“Os donos da terra estão chamando.

Chegou a hora de ouvir.

Chegou a hora de pisar junto.

Chegou a hora de lembrar quem sempre esteve aqui”

Às 8h30, antes mesmo de o Sol esquentar de verdade, indígenas Pataxó, Xakriabá, Maxakali, Krenak, Xucuru-Kariri, Guajajara e tantos outros já estarão de volta ao lugar que seus avôs chamavam de casa antes de qualquer rua asfaltada, antes de qualquer nome português. Eles não vêm como convidados. Vêm como donos originais da terra que Belo Horizonte tentou cobrir de concreto, mas nunca conseguiu apagar.

A 9ª Pisada do Caboclo e dos Povos Indígenas é isso: o momento em que a cidade é obrigada a dobrar o joelho e reconhecer que, por baixo de todo esse asfalto, ainda pulsa o coração dos primeiros habitantes deste chão. Neste domingo, 23 de novembro, o Parque Lagoa do Nado não será apenas um ponto turístico de BH; será território sagrado, de memória viva dos povos que nunca saíram daqui.

Pisada de Caboclo: evento em BH celebra a cultura de povos tradicionais

Organizada pela Casa de Caridade Pai Jacob do Oriente (CCPJO), a celebração não pede licença para existir. Ela afirma. Quando os caboclos baixam nos médiuns e os pés descalços pisam firme na terra úmida da lagoa, não é teatro. É retomada simbólica. É o indígena ancestral dizendo, através do corpo mediúnico: “Eu nunca fui embora. Vocês é que esqueceram que eu estava aqui.”

Luta por visibilidade

Pai Ricardo de Moura, dirigente da CCPJO, fala claro:“Esta pisada não é folclore. É descolonização em movimento. Cada ponto cantado, cada folha de guiné queimada, cada criança pintada de jenipapo é um ato de guerra contra o apagamento que tentaram impor aos povos originários. A Umbanda mineira sabe: sem o indígena, não existe caboclo. Sem o indígena, não existe Brasil.”
+ + + + + + +
§ **Pedido A**
De acordo com o texto sobre a Pisada do Caboclo, qual instituição organiza a celebração?
O texto e os registros não têm nenhuma relação entre si.

§ **Registros fornecidos**
+ + + + + + +
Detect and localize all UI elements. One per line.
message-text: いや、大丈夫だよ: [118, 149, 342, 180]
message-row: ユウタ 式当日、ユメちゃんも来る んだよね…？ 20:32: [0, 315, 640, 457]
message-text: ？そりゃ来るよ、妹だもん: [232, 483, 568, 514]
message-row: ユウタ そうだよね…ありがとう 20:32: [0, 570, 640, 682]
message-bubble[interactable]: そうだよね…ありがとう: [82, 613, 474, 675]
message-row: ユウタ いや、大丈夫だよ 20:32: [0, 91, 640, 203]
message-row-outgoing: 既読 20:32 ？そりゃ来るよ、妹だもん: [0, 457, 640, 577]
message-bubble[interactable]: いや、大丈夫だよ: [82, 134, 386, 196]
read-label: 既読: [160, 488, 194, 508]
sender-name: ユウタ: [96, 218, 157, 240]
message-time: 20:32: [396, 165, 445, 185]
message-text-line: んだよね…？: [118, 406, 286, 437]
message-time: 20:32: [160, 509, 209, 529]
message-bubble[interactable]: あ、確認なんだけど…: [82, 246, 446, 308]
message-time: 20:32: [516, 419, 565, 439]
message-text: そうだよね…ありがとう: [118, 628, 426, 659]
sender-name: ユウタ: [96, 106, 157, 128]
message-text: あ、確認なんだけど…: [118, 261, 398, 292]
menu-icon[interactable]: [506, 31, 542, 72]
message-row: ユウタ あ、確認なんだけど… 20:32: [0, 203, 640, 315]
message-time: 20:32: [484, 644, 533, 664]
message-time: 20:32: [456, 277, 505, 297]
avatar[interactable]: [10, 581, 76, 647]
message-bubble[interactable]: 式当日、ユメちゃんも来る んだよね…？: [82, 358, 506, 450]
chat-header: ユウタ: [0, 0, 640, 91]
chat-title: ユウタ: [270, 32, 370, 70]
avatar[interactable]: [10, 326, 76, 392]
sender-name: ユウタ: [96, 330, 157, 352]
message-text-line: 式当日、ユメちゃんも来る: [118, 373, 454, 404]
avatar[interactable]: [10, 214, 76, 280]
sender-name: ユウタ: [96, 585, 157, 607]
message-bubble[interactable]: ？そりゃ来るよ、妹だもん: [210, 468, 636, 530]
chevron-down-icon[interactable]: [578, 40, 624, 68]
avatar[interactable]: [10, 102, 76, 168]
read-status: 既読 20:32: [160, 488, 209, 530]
+ + + + + + +
§ **Pedido B**
Informe quantas linhas dos registros contêm a palavra "time", levando em conta maiúsculas e minúsculas. Responda só com o número.

§ **Solução A**
A Casa de Caridade Pai Jacob do Oriente (CCPJO).

§ **Solução B**
5